== Task input ==
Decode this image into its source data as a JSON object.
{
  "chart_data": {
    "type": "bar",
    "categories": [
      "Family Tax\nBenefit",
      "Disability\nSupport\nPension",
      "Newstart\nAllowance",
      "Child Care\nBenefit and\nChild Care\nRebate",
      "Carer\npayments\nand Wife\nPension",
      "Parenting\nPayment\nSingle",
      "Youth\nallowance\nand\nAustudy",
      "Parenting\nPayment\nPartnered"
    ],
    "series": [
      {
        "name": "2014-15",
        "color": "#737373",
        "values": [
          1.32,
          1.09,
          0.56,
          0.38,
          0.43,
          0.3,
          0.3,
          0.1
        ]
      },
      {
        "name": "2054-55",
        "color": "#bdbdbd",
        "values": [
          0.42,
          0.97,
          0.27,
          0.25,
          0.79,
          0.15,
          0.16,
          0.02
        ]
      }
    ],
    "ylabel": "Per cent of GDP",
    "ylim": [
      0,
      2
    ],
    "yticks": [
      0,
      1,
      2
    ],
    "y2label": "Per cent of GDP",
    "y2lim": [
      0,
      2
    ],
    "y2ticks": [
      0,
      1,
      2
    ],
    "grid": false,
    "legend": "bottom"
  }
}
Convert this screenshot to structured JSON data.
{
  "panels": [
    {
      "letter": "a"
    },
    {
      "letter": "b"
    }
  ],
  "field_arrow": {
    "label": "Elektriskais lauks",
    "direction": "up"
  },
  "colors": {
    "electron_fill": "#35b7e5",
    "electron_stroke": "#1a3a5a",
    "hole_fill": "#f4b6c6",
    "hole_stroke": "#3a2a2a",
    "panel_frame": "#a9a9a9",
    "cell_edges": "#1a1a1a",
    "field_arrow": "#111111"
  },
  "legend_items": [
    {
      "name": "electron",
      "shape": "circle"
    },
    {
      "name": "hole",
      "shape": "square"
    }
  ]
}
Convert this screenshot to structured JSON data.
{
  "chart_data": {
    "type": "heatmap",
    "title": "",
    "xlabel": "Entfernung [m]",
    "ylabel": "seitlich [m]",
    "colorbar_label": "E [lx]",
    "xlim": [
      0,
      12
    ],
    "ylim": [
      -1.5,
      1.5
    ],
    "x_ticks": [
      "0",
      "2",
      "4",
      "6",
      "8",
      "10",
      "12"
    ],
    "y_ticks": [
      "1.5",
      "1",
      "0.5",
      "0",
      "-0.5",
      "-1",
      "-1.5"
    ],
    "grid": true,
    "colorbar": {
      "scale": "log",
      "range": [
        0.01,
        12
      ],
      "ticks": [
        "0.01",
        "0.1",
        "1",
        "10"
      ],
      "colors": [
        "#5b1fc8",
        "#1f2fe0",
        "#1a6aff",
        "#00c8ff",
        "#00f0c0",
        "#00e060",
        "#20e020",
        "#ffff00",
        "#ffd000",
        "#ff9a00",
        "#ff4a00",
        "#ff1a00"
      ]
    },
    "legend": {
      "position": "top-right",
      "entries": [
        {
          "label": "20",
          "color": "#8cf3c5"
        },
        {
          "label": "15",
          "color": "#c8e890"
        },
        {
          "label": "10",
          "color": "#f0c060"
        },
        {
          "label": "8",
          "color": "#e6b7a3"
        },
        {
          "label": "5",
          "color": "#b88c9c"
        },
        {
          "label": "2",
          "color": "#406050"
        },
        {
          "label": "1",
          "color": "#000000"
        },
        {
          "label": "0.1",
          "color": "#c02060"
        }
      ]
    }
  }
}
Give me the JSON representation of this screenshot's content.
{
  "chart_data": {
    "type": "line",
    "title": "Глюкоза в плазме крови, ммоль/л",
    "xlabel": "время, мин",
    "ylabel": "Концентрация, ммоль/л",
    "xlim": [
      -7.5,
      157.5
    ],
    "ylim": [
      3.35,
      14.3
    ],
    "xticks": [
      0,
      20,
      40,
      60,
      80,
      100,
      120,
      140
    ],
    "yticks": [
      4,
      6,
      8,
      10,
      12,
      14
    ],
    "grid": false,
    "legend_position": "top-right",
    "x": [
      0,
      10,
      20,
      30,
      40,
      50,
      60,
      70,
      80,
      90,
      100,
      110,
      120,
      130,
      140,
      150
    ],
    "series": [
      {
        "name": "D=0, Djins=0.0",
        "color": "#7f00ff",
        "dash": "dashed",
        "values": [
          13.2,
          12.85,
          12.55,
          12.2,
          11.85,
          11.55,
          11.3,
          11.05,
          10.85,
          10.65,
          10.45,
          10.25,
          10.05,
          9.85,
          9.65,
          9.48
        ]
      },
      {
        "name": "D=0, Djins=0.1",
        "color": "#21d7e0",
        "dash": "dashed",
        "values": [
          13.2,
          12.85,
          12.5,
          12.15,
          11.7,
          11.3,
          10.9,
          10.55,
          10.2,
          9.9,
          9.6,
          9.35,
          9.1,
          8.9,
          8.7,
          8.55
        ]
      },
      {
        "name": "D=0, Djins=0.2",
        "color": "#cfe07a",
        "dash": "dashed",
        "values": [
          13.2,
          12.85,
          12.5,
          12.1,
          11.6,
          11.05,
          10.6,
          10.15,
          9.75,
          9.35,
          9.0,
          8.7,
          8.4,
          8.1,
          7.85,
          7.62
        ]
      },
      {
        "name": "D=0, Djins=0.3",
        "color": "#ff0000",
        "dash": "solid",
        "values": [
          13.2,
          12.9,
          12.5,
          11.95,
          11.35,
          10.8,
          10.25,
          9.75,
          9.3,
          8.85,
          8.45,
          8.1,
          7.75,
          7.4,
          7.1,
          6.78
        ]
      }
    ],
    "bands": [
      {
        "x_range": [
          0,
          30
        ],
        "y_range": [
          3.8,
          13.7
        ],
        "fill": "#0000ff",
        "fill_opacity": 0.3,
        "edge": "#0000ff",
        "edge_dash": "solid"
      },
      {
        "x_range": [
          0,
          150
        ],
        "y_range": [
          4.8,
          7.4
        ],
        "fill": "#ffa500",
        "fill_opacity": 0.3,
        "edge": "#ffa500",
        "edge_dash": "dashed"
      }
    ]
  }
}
===
**Exercise requirements**
Write the data out again in full and exactly.

**Task response**
Decode this image into its source data as a JSON object.
{
  "chart_data": {
    "type": "bar",
    "categories": [
      "Family Tax\nBenefit",
      "Disability\nSupport\nPension",
      "Newstart\nAllowance",
      "Child Care\nBenefit and\nChild Care\nRebate",
      "Carer\npayments\nand Wife\nPension",
      "Parenting\nPayment\nSingle",
      "Youth\nallowance\nand\nAustudy",
      "Parenting\nPayment\nPartnered"
    ],
    "series": [
      {
        "name": "2014-15",
        "color": "#737373",
        "values": [
          1.32,
          1.09,
          0.56,
          0.38,
          0.43,
          0.3,
          0.3,
          0.1
        ]
      },
      {
        "name": "2054-55",
        "color": "#bdbdbd",
        "values": [
          0.42,
          0.97,
          0.27,
          0.25,
          0.79,
          0.15,
          0.16,
          0.02
        ]
      }
    ],
    "ylabel": "Per cent of GDP",
    "ylim": [
      0,
      2
    ],
    "yticks": [
      0,
      1,
      2
    ],
    "y2label": "Per cent of GDP",
    "y2lim": [
      0,
      2
    ],
    "y2ticks": [
      0,
      1,
      2
    ],
    "grid": false,
    "legend": "bottom"
  }
}
Convert this screenshot to structured JSON data.
{
  "panels": [
    {
      "letter": "a"
    },
    {
      "letter": "b"
    }
  ],
  "field_arrow": {
    "label": "Elektriskais lauks",
    "direction": "up"
  },
  "colors": {
    "electron_fill": "#35b7e5",
    "electron_stroke": "#1a3a5a",
    "hole_fill": "#f4b6c6",
    "hole_stroke": "#3a2a2a",
    "panel_frame": "#a9a9a9",
    "cell_edges": "#1a1a1a",
    "field_arrow": "#111111"
  },
  "legend_items": [
    {
      "name": "electron",
      "shape": "circle"
    },
    {
      "name": "hole",
      "shape": "square"
    }
  ]
}
Convert this screenshot to structured JSON data.
{
  "chart_data": {
    "type": "heatmap",
    "title": "",
    "xlabel": "Entfernung [m]",
    "ylabel": "seitlich [m]",
    "colorbar_label": "E [lx]",
    "xlim": [
      0,
      12
    ],
    "ylim": [
      -1.5,
      1.5
    ],
    "x_ticks": [
      "0",
      "2",
      "4",
      "6",
      "8",
      "10",
      "12"
    ],
    "y_ticks": [
      "1.5",
      "1",
      "0.5",
      "0",
      "-0.5",
      "-1",
      "-1.5"
    ],
    "grid": true,
    "colorbar": {
      "scale": "log",
      "range": [
        0.01,
        12
      ],
      "ticks": [
        "0.01",
        "0.1",
        "1",
        "10"
      ],
      "colors": [
        "#5b1fc8",
        "#1f2fe0",
        "#1a6aff",
        "#00c8ff",
        "#00f0c0",
        "#00e060",
        "#20e020",
        "#ffff00",
        "#ffd000",
        "#ff9a00",
        "#ff4a00",
        "#ff1a00"
      ]
    },
    "legend": {
      "position": "top-right",
      "entries": [
        {
          "label": "20",
          "color": "#8cf3c5"
        },
        {
          "label": "15",
          "color": "#c8e890"
        },
        {
          "label": "10",
          "color": "#f0c060"
        },
        {
          "label": "8",
          "color": "#e6b7a3"
        },
        {
          "label": "5",
          "color": "#b88c9c"
        },
        {
          "label": "2",
          "color": "#406050"
        },
        {
          "label": "1",
          "color": "#000000"
        },
        {
          "label": "0.1",
          "color": "#c02060"
        }
      ]
    }
  }
}
Give me the JSON representation of this screenshot's content.
{
  "chart_data": {
    "type": "line",
    "title": "Глюкоза в плазме крови, ммоль/л",
    "xlabel": "время, мин",
    "ylabel": "Концентрация, ммоль/л",
    "xlim": [
      -7.5,
      157.5
    ],
    "ylim": [
      3.35,
      14.3
    ],
    "xticks": [
      0,
      20,
      40,
      60,
      80,
      100,
      120,
      140
    ],
    "yticks": [
      4,
      6,
      8,
      10,
      12,
      14
    ],
    "grid": false,
    "legend_position": "top-right",
    "x": [
      0,
      10,
      20,
      30,
      40,
      50,
      60,
      70,
      80,
      90,
      100,
      110,
      120,
      130,
      140,
      150
    ],
    "series": [
      {
        "name": "D=0, Djins=0.0",
        "color": "#7f00ff",
        "dash": "dashed",
        "values": [
          13.2,
          12.85,
          12.55,
          12.2,
          11.85,
          11.55,
          11.3,
          11.05,
          10.85,
          10.65,
          10.45,
          10.25,
          10.05,
          9.85,
          9.65,
          9.48
        ]
      },
      {
        "name": "D=0, Djins=0.1",
        "color": "#21d7e0",
        "dash": "dashed",
        "values": [
          13.2,
          12.85,
          12.5,
          12.15,
          11.7,
          11.3,
          10.9,
          10.55,
          10.2,
          9.9,
          9.6,
          9.35,
          9.1,
          8.9,
          8.7,
          8.55
        ]
      },
      {
        "name": "D=0, Djins=0.2",
        "color": "#cfe07a",
        "dash": "dashed",
        "values": [
          13.2,
          12.85,
          12.5,
          12.1,
          11.6,
          11.05,
          10.6,
          10.15,
          9.75,
          9.35,
          9.0,
          8.7,
          8.4,
          8.1,
          7.85,
          7.62
        ]
      },
      {
        "name": "D=0, Djins=0.3",
        "color": "#ff0000",
        "dash": "solid",
        "values": [
          13.2,
          12.9,
          12.5,
          11.95,
          11.35,
          10.8,
          10.25,
          9.75,
          9.3,
          8.85,
          8.45,
          8.1,
          7.75,
          7.4,
          7.1,
          6.78
        ]
      }
    ],
    "bands": [
      {
        "x_range": [
          0,
          30
        ],
        "y_range": [
          3.8,
          13.7
        ],
        "fill": "#0000ff",
        "fill_opacity": 0.3,
        "edge": "#0000ff",
        "edge_dash": "solid"
      },
      {
        "x_range": [
          0,
          150
        ],
        "y_range": [
          4.8,
          7.4
        ],
        "fill": "#ffa500",
        "fill_opacity": 0.3,
        "edge": "#ffa500",
        "edge_dash": "dashed"
      }
    ]
  }
}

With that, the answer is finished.